Copy the lines holding the word "terrain", all of them.

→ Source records
----

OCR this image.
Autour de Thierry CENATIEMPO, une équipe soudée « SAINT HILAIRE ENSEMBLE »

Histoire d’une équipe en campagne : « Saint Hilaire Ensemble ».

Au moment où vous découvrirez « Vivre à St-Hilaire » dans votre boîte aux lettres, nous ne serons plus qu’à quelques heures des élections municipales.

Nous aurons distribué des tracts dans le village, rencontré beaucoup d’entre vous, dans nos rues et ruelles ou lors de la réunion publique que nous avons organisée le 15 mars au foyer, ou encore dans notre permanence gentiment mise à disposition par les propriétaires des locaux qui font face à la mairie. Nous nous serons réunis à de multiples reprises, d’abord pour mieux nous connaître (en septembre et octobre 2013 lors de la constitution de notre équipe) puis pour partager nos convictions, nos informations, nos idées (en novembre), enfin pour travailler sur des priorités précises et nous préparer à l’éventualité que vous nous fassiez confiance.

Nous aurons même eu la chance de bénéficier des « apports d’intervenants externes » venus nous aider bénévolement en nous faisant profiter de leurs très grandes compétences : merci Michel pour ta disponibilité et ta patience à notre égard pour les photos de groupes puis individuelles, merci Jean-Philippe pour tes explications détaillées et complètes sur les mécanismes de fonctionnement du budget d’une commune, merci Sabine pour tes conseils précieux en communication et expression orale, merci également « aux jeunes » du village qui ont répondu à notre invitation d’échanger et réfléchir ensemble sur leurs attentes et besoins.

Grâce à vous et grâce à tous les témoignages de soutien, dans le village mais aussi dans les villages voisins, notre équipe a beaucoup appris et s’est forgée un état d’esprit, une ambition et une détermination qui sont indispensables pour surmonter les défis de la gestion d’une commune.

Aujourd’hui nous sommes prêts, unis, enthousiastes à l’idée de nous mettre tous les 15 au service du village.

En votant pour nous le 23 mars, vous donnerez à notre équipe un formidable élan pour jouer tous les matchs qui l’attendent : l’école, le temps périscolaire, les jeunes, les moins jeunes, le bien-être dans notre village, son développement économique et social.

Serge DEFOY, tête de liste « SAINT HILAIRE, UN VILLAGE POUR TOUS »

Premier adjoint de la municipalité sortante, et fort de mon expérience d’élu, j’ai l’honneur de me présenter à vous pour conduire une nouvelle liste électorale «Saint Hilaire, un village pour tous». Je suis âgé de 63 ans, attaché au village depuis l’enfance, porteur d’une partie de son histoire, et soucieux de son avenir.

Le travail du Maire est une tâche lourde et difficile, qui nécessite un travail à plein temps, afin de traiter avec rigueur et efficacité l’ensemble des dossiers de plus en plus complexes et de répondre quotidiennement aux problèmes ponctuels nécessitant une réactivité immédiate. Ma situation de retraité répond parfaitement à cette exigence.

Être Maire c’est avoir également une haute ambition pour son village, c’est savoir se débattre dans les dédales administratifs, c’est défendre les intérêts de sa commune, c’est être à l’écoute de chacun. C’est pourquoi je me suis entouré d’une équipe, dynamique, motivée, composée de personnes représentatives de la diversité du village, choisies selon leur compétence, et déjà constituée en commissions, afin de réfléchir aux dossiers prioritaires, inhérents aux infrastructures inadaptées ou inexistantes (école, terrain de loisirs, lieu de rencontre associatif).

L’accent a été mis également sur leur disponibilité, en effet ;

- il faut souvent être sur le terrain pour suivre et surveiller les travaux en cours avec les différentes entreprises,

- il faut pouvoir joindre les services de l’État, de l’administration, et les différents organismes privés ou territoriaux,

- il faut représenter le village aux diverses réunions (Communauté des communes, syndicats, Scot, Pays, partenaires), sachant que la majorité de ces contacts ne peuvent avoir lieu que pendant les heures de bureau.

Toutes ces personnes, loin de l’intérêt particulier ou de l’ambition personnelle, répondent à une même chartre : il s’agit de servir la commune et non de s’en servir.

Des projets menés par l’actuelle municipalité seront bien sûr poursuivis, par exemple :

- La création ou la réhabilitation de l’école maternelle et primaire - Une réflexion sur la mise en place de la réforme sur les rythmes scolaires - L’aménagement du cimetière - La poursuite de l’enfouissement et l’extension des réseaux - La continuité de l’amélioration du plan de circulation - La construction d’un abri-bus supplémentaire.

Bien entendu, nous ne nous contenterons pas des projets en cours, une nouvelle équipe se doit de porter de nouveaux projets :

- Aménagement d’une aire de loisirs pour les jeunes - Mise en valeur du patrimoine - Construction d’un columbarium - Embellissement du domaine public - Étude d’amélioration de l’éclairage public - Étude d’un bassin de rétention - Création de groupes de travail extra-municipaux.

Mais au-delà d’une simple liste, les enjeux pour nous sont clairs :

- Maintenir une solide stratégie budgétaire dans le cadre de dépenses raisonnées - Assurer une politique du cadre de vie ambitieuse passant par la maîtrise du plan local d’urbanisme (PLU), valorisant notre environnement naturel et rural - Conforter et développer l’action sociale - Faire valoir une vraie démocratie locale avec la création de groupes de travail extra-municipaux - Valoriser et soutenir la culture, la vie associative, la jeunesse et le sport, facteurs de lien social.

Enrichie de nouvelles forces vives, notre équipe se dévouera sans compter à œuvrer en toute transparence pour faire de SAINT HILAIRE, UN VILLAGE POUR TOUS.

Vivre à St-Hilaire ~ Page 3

----

→ SOLVED PROBLEM
Être Maire c’est avoir également une haute ambition pour son village, c’est savoir se débattre dans les dédales administratifs, c’est défendre les intérêts de sa commune, c’est être à l’écoute de chacun. C’est pourquoi je me suis entouré d’une équipe, dynamique, motivée, composée de personnes représentatives de la diversité du village, choisies selon leur compétence, et déjà constituée en commissions, afin de réfléchir aux dossiers prioritaires, inhérents aux infrastructures inadaptées ou inexistantes (école, terrain de loisirs, lieu de rencontre associatif).
- il faut souvent être sur le terrain pour suivre et surveiller les travaux en cours avec les différentes entreprises,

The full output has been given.